**SET TASK**: Copy out all the lines where "image" shows up.
☆ ☆ ☆ ☆
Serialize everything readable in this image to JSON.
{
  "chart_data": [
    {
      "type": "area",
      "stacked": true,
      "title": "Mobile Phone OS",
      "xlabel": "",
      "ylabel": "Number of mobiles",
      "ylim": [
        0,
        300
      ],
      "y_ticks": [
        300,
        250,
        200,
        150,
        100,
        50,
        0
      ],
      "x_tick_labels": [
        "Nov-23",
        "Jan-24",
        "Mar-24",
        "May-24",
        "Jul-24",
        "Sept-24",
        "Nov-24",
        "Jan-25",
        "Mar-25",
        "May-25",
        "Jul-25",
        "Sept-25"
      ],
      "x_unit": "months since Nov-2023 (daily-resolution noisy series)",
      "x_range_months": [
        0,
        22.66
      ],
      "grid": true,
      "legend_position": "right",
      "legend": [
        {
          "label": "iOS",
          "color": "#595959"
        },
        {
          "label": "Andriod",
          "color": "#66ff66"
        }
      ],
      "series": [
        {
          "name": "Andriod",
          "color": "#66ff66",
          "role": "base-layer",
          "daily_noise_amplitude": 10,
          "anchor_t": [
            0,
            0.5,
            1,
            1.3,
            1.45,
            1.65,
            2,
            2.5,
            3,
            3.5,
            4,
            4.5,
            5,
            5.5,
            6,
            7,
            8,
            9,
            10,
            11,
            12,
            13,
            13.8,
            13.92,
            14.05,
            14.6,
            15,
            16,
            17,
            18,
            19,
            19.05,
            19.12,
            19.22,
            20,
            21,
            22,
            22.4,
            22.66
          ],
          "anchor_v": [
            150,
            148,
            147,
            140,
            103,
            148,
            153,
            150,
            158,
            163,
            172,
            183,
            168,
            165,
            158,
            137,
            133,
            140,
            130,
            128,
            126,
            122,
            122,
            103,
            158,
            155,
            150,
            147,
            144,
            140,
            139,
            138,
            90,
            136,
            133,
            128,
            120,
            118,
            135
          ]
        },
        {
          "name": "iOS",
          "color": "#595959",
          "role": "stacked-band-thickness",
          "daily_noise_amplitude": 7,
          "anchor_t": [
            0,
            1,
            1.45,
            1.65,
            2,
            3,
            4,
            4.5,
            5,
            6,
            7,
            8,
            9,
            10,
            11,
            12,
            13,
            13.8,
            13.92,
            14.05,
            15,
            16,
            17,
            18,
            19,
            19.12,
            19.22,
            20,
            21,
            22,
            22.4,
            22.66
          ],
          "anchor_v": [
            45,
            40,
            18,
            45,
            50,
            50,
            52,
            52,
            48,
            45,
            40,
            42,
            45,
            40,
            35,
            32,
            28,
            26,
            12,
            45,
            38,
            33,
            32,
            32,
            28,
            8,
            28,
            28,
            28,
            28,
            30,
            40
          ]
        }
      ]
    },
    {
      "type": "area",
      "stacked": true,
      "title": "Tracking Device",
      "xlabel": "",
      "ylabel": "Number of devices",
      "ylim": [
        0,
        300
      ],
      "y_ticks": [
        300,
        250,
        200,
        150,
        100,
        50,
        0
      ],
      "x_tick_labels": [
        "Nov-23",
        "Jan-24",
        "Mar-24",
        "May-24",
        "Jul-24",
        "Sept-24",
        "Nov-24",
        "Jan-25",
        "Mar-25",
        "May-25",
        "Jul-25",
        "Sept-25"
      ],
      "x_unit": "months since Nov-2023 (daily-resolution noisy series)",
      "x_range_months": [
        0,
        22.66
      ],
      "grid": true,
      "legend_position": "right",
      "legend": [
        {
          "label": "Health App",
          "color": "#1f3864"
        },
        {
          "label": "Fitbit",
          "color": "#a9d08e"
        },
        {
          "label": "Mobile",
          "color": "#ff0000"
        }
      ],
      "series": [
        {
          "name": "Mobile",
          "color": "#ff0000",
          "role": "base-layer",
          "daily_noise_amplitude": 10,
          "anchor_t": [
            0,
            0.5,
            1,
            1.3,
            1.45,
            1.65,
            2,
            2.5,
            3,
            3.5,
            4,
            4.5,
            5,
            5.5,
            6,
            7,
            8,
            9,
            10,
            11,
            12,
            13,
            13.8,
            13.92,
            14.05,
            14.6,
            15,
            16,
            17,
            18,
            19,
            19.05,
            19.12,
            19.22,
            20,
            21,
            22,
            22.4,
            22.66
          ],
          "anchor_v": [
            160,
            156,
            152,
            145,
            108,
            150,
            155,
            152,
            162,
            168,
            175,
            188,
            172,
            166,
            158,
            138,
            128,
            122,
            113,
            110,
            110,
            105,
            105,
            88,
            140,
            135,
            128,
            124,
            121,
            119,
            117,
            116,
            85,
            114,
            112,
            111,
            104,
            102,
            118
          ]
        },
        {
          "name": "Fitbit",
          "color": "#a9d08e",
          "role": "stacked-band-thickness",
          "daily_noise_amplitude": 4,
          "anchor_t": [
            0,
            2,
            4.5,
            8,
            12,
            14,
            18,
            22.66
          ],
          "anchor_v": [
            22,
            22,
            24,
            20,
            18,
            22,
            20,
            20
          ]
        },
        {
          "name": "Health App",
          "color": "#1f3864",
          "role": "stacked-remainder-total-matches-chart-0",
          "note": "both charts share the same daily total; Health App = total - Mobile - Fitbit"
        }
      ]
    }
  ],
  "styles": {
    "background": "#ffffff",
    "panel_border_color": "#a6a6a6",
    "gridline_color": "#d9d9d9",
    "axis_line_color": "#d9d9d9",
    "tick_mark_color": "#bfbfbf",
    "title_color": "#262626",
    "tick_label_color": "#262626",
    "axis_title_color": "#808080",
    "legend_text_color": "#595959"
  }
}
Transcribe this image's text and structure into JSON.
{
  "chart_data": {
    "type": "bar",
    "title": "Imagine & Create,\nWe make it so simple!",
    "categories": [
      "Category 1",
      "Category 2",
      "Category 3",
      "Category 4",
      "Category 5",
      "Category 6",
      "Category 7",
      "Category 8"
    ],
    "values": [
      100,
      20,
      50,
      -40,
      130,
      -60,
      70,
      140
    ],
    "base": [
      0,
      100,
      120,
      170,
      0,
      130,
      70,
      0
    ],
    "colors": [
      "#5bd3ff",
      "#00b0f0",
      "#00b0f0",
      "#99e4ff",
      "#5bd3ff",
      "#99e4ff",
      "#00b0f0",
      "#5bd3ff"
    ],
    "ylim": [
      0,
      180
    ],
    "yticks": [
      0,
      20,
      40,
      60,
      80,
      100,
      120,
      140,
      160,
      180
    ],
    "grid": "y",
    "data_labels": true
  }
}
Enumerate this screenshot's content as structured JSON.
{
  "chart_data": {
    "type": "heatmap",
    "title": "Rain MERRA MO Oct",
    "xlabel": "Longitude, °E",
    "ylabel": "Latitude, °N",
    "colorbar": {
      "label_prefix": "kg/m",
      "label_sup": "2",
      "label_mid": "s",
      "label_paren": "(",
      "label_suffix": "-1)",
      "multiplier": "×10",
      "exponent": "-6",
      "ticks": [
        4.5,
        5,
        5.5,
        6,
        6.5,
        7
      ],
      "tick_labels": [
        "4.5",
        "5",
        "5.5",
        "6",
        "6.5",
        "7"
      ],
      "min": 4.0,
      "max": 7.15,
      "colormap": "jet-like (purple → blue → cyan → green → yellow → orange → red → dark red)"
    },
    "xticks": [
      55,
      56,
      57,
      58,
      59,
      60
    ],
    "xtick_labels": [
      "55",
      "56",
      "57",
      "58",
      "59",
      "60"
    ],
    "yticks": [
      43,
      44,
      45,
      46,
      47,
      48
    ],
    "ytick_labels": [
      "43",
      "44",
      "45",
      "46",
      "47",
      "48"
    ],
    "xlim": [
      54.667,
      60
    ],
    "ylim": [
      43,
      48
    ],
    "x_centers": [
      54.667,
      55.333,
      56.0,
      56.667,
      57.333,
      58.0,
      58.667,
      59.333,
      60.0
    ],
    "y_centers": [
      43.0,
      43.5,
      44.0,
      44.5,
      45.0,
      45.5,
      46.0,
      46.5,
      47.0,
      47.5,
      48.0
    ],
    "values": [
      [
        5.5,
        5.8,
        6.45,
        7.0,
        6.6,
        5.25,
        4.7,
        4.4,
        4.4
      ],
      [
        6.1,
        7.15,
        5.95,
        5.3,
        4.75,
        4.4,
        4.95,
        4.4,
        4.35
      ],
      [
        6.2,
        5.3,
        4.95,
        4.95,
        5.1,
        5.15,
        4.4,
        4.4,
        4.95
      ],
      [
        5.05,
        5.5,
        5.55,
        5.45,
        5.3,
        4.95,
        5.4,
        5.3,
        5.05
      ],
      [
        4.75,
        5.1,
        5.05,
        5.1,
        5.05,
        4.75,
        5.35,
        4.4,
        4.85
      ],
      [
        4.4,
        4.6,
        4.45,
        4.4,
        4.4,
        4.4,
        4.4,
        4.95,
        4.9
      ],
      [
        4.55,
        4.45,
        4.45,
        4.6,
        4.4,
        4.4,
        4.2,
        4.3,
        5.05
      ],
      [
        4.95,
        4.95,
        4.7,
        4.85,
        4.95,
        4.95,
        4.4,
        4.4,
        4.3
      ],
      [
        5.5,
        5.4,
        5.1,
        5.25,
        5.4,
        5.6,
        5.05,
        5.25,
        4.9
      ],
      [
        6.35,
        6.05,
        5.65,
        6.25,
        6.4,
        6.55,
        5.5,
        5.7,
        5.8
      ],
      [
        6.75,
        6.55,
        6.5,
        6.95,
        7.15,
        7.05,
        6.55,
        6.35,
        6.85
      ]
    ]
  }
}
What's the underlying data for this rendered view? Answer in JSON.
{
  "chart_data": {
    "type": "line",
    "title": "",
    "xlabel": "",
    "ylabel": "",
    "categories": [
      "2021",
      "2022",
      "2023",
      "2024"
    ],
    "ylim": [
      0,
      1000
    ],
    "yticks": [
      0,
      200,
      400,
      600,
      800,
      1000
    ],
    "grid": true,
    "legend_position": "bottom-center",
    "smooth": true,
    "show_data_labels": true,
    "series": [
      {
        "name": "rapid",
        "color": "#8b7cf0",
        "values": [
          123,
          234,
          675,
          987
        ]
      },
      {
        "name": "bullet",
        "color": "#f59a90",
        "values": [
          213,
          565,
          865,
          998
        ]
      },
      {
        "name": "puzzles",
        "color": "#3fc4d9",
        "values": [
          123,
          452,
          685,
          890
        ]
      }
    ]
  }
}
☆ ☆ ☆ ☆
**EXERCISE SOLUTION**:
Serialize everything readable in this image to JSON.
Transcribe this image's text and structure into JSON.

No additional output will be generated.